INPUT DATA

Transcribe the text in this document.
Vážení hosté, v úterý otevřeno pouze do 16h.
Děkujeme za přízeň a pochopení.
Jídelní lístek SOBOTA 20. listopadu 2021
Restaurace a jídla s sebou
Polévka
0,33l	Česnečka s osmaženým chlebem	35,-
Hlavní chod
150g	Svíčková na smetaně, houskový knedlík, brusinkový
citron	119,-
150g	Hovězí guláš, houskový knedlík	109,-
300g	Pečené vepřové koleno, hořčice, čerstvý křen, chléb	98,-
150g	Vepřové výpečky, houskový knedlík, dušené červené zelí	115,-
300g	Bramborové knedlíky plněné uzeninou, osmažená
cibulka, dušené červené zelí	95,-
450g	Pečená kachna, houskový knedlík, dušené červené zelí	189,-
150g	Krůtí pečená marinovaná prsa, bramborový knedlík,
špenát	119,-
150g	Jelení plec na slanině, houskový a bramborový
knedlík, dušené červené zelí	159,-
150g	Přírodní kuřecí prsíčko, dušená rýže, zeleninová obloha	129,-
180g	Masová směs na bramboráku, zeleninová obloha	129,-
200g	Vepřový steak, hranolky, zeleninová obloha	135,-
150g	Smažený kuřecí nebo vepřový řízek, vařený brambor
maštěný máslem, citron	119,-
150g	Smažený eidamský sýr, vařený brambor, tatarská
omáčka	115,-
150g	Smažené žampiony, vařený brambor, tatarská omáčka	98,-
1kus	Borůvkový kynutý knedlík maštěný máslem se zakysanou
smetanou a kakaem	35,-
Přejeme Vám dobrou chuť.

WHAT THIS TASK INVOLVES
Of the lines above, copy each that contains "máslem".

FULL ANSWER
maštěný máslem, citron	119,-
1kus	Borůvkový kynutý knedlík maštěný máslem se zakysanou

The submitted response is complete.